• [Problem description]:
All entries are to be quoted exactly; the images stay out of the copy.

□ □ □

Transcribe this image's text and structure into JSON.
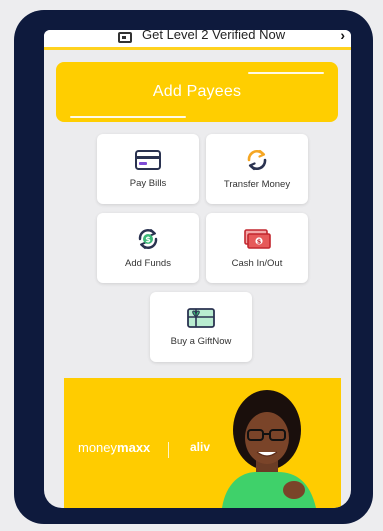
{
  "verify_bar": {
    "text": "Get Level 2 Verified Now",
    "chevron": "›"
  },
  "add_payees": {
    "label": "Add Payees"
  },
  "tiles": [
    {
      "label": "Pay Bills",
      "icon": "card-icon"
    },
    {
      "label": "Transfer Money",
      "icon": "refresh-icon"
    },
    {
      "label": "Add Funds",
      "icon": "dollar-refresh-icon"
    },
    {
      "label": "Cash In/Out",
      "icon": "cash-icon"
    },
    {
      "label": "Buy a GiftNow",
      "icon": "gift-card-icon"
    }
  ],
  "banner": {
    "brand_money": "money",
    "brand_maxx": "maxx",
    "brand_partner": "aliv"
  },
  "colors": {
    "accent": "#ffce00",
    "frame": "#0e1a3d",
    "background": "#ececee"
  }
}
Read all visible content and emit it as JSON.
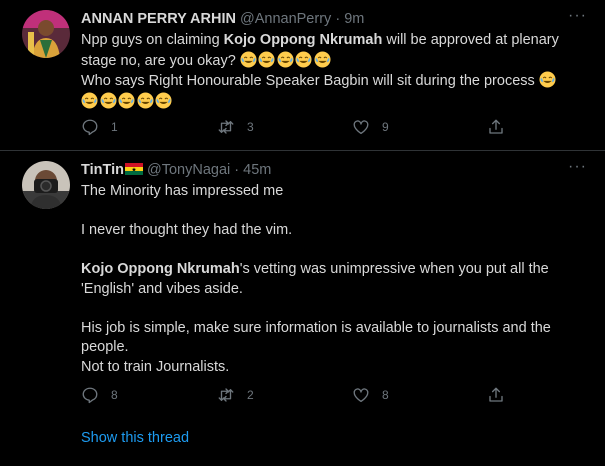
{
  "tweets": [
    {
      "display_name": "ANNAN PERRY ARHIN",
      "handle": "@AnnanPerry",
      "separator": "·",
      "time": "9m",
      "more_icon": "more-dots-icon",
      "line1_pre": "Npp guys on claiming ",
      "line1_bold": "Kojo Oppong Nkrumah",
      "line1_post": " will be approved at plenary stage no, are you okay?",
      "line2": "Who says Right Honourable Speaker Bagbin will sit during the process",
      "emoji_icon": "face-with-tears-of-joy-icon",
      "replies": "1",
      "retweets": "3",
      "likes": "9"
    },
    {
      "display_name": "TinTin",
      "flag_icon": "ghana-flag-icon",
      "handle": "@TonyNagai",
      "separator": "·",
      "time": "45m",
      "p1": "The Minority has impressed me",
      "p2": "I never thought they had the vim.",
      "p3_bold": "Kojo Oppong Nkrumah",
      "p3_post": "'s vetting was unimpressive when you put all the 'English' and vibes aside.",
      "p4_line1": "His job is simple, make sure information is available to journalists and the people.",
      "p4_line2": "Not to train Journalists.",
      "replies": "8",
      "retweets": "2",
      "likes": "8",
      "show_thread": "Show this thread"
    }
  ],
  "colors": {
    "background": "#000000",
    "text": "#d9d9d9",
    "muted": "#6e767d",
    "divider": "#2f3336",
    "link": "#1d9bf0"
  }
}
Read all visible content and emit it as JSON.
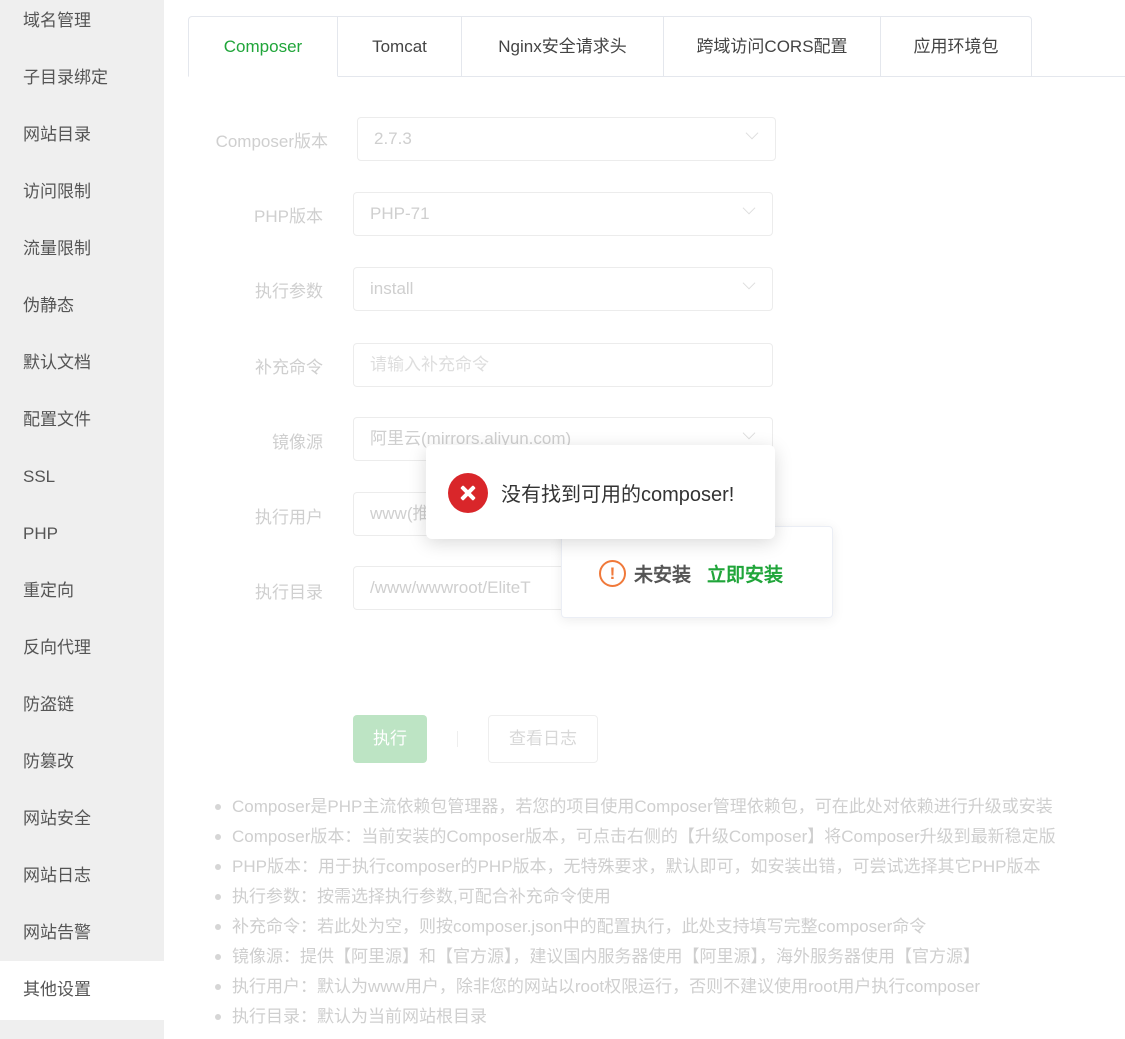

□ □ □

• [Solution for this exercise]:
Transcribe this image's text and structure into JSON.
{
  "verify_bar": {
    "text": "Get Level 2 Verified Now",
    "chevron": "›"
  },
  "add_payees": {
    "label": "Add Payees"
  },
  "tiles": [
    {
      "label": "Pay Bills",
      "icon": "card-icon"
    },
    {
      "label": "Transfer Money",
      "icon": "refresh-icon"
    },
    {
      "label": "Add Funds",
      "icon": "dollar-refresh-icon"
    },
    {
      "label": "Cash In/Out",
      "icon": "cash-icon"
    },
    {
      "label": "Buy a GiftNow",
      "icon": "gift-card-icon"
    }
  ],
  "banner": {
    "brand_money": "money",
    "brand_maxx": "maxx",
    "brand_partner": "aliv"
  },
  "colors": {
    "accent": "#ffce00",
    "frame": "#0e1a3d",
    "background": "#ececee"
  }
}
Read all visible content and emit it as JSON.
{
  "tweets": [
    {
      "display_name": "ANNAN PERRY ARHIN",
      "handle": "@AnnanPerry",
      "separator": "·",
      "time": "9m",
      "more_icon": "more-dots-icon",
      "line1_pre": "Npp guys on claiming ",
      "line1_bold": "Kojo Oppong Nkrumah",
      "line1_post": " will be approved at plenary stage no, are you okay?",
      "line2": "Who says Right Honourable Speaker Bagbin will sit during the process",
      "emoji_icon": "face-with-tears-of-joy-icon",
      "replies": "1",
      "retweets": "3",
      "likes": "9"
    },
    {
      "display_name": "TinTin",
      "flag_icon": "ghana-flag-icon",
      "handle": "@TonyNagai",
      "separator": "·",
      "time": "45m",
      "p1": "The Minority has impressed me",
      "p2": "I never thought they had the vim.",
      "p3_bold": "Kojo Oppong Nkrumah",
      "p3_post": "'s vetting was unimpressive when you put all the 'English' and vibes aside.",
      "p4_line1": "His job is simple, make sure information is available to journalists and the people.",
      "p4_line2": "Not to train Journalists.",
      "replies": "8",
      "retweets": "2",
      "likes": "8",
      "show_thread": "Show this thread"
    }
  ],
  "colors": {
    "background": "#000000",
    "text": "#d9d9d9",
    "muted": "#6e767d",
    "divider": "#2f3336",
    "link": "#1d9bf0"
  }
}
Read all visible content and emit it as JSON.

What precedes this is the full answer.